### Task brief:
Search the listing for the string "from" and copy every line that contains it.

Recorded data
- - - - -
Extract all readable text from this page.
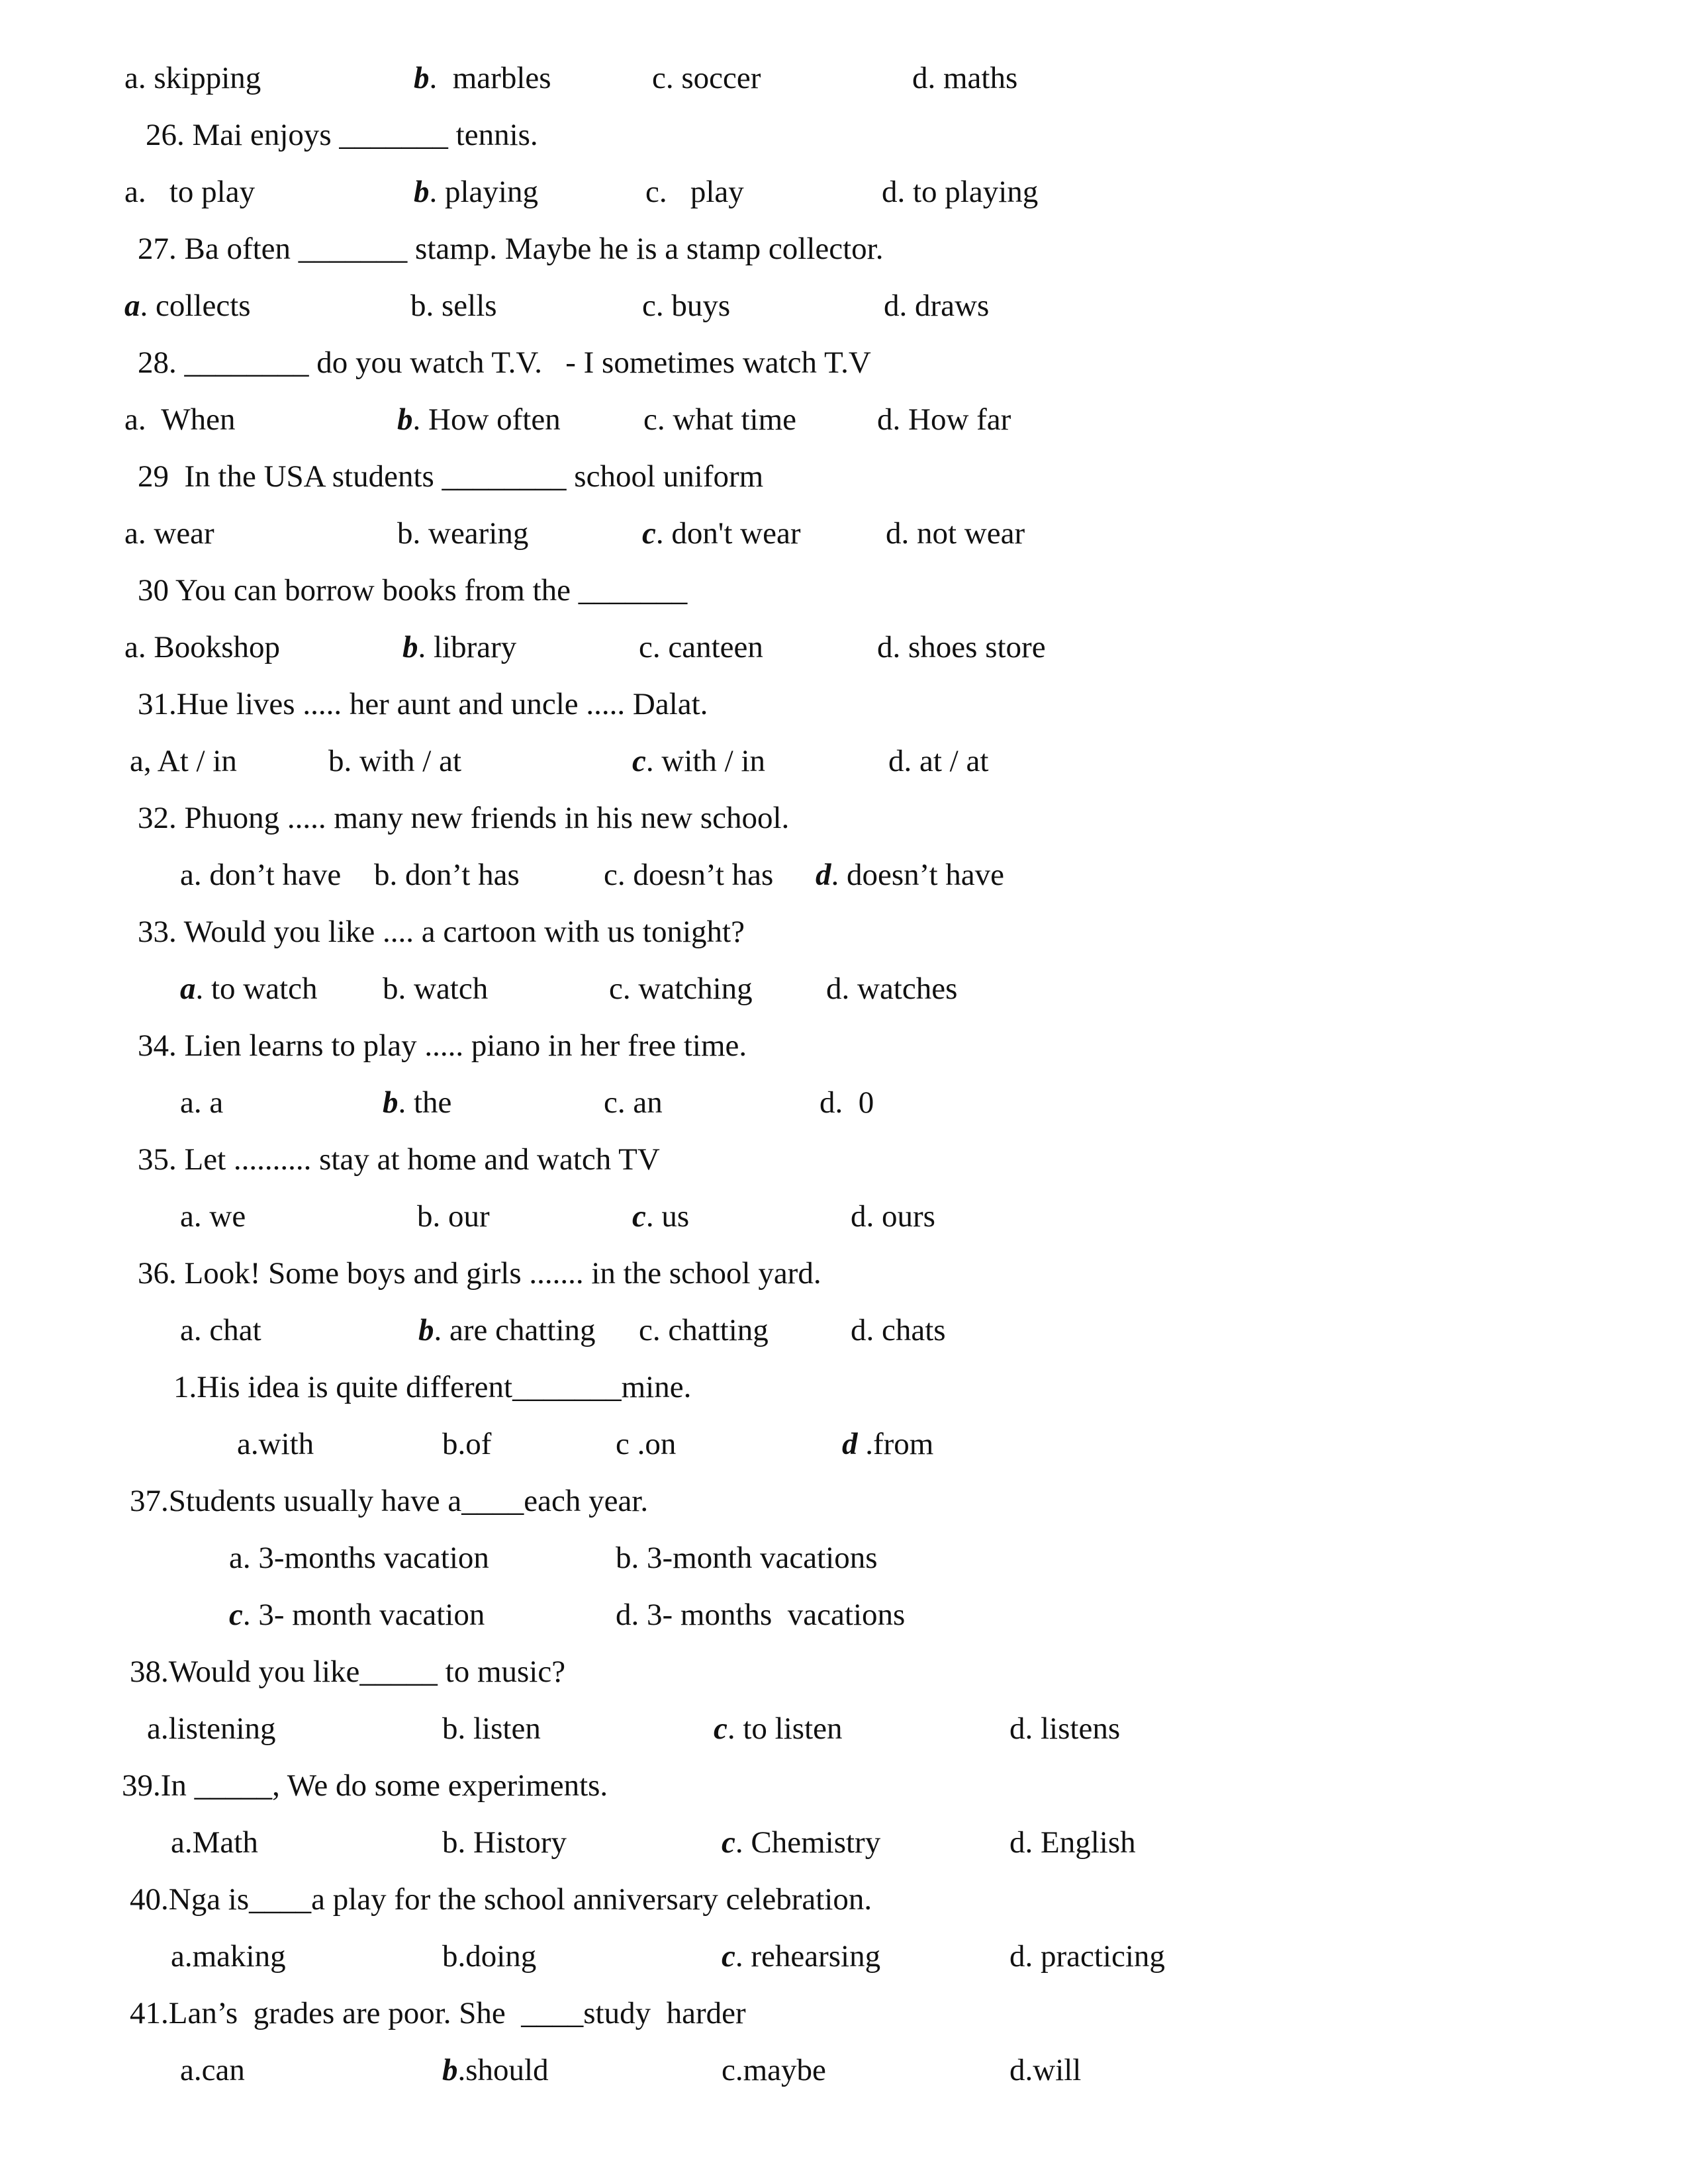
a. skipping	b.  marbles	c. soccer	d. maths
26. Mai enjoys _______ tennis.
a.   to play	b. playing	c.   play	d. to playing
27. Ba often _______ stamp. Maybe he is a stamp collector.
a. collects	b. sells	c. buys	d. draws
28. ________ do you watch T.V.   - I sometimes watch T.V
a.  When	b. How often	c. what time	d. How far
29  In the USA students ________ school uniform
a. wear	b. wearing	c. don't wear	d. not wear
30 You can borrow books from the _______
a. Bookshop	b. library	c. canteen	d. shoes store
31.Hue lives ..... her aunt and uncle ..... Dalat.
a, At / in	b. with / at	c. with / in	d. at / at
32. Phuong ..... many new friends in his new school.
a. don’t have b. don’t has	c. doesn’t has d. doesn’t have
33. Would you like .... a cartoon with us tonight?
a. to watch b. watch	c. watching d. watches
34. Lien learns to play ..... piano in her free time.
a. a	b. the	c. an	d.  0
35. Let .......... stay at home and watch TV
a. we	b. our	c. us	d. ours
36. Look! Some boys and girls ....... in the school yard.
a. chat	b. are chatting c. chatting	d. chats
1.His idea is quite different_______mine.
a.with	b.of	c .on	d .from
37.Students usually have a____each year.
a. 3-months vacation	b. 3-month vacations
c. 3- month vacation	d. 3- months  vacations
38.Would you like_____ to music?
a.listening	b. listen	c. to listen	d. listens
39.In _____, We do some experiments.
a.Math	b. History	c. Chemistry	d. English
40.Nga is____a play for the school anniversary celebration.
a.making	b.doing	c. rehearsing	d. practicing
41.Lan’s  grades are poor. She  ____study  harder
a.can	b.should	c.maybe	d.will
- - - - -
### Answer to the exercise:
Extract all readable text from this page.
30 You can borrow books from the _______
a.with	b.of	c .on	d .from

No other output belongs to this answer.